* START SUPPLIED MATERIAL *

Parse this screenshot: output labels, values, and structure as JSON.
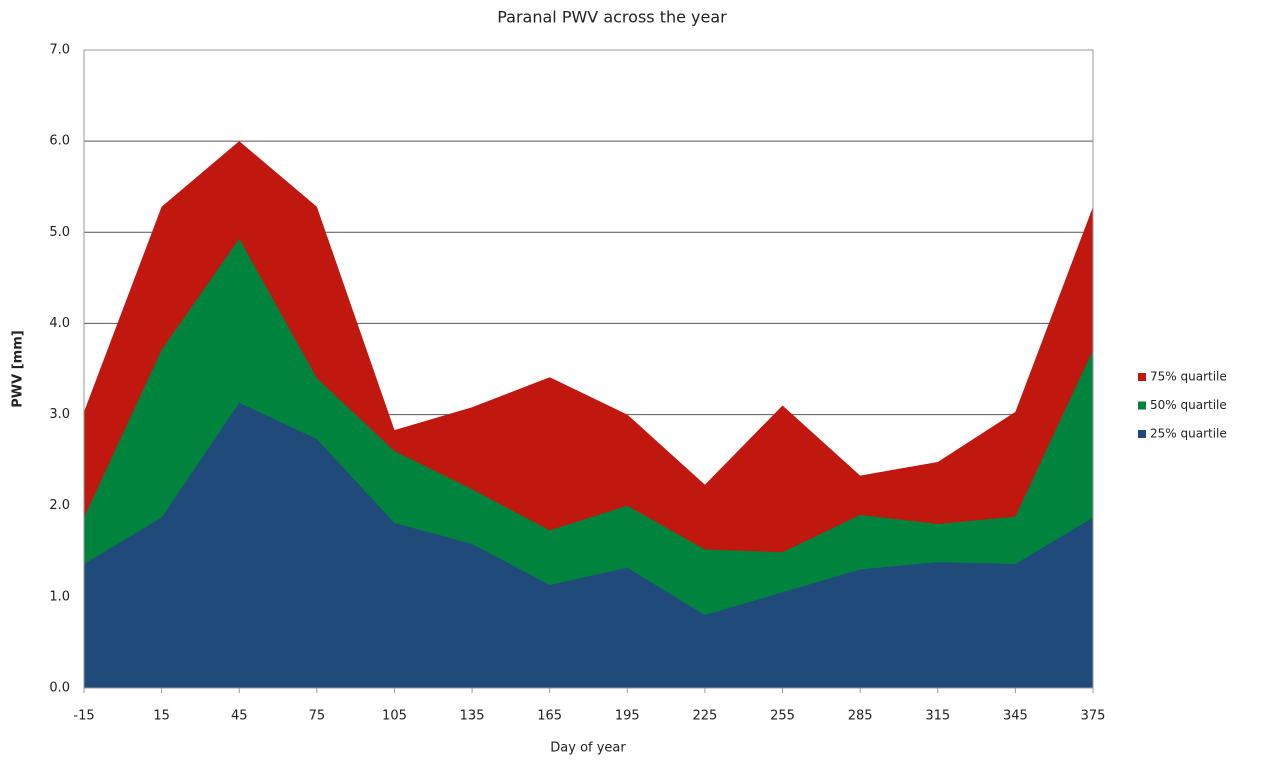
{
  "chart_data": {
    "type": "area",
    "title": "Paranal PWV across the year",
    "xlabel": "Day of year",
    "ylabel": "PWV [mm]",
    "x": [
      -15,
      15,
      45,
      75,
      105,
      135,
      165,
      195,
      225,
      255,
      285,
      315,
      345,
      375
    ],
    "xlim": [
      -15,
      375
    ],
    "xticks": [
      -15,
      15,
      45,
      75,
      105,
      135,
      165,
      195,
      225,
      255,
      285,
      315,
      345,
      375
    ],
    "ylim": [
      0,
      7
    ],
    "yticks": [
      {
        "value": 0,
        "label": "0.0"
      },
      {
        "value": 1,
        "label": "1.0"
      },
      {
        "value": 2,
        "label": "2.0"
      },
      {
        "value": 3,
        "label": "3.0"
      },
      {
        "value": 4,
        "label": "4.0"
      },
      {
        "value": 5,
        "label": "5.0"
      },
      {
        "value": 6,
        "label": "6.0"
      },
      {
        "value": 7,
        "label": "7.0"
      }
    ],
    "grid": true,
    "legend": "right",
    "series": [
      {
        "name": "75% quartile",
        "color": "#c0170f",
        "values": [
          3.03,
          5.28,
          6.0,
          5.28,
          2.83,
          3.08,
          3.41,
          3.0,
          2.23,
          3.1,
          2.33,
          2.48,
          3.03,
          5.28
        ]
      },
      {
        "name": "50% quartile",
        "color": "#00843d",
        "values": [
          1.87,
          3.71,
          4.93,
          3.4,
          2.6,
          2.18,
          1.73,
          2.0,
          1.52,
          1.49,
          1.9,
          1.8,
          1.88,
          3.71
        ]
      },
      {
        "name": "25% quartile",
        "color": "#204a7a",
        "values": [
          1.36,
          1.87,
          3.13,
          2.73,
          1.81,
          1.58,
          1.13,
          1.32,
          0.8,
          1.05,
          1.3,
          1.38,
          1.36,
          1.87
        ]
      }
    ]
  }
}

* END SUPPLIED MATERIAL *
* START SUPPLIED MATERIAL *

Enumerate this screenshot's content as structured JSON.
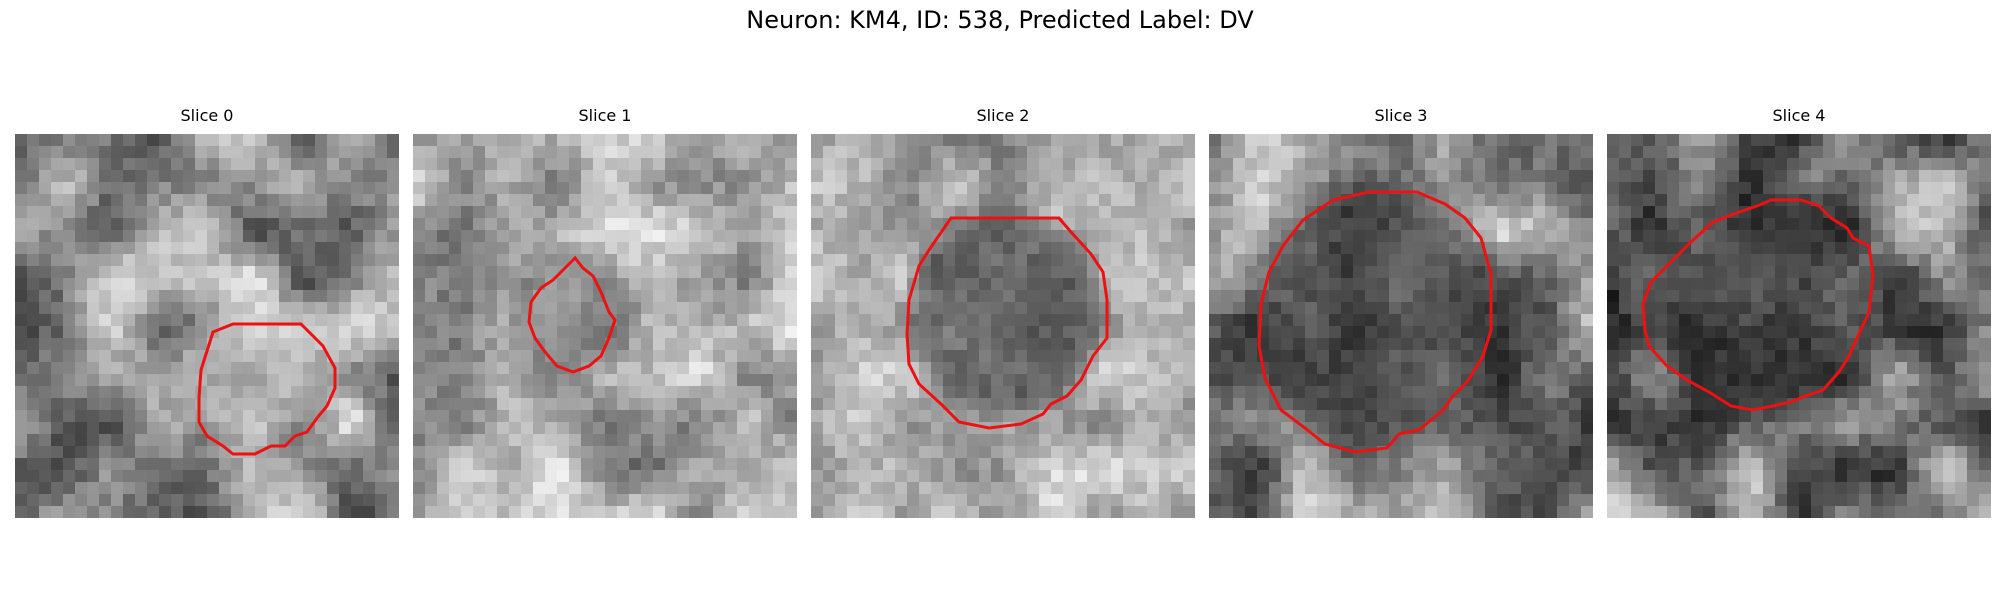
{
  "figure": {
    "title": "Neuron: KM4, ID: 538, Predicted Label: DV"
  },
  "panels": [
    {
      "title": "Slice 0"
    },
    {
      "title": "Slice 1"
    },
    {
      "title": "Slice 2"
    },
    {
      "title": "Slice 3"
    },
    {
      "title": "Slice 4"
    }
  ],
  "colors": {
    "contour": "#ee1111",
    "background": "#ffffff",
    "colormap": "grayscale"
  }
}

* END SUPPLIED MATERIAL *

CHALLENGE - Identify every line above that includes the word "year", and show those lines.

FULL ANSWER -
    "title": "Paranal PWV across the year",
    "xlabel": "Day of year",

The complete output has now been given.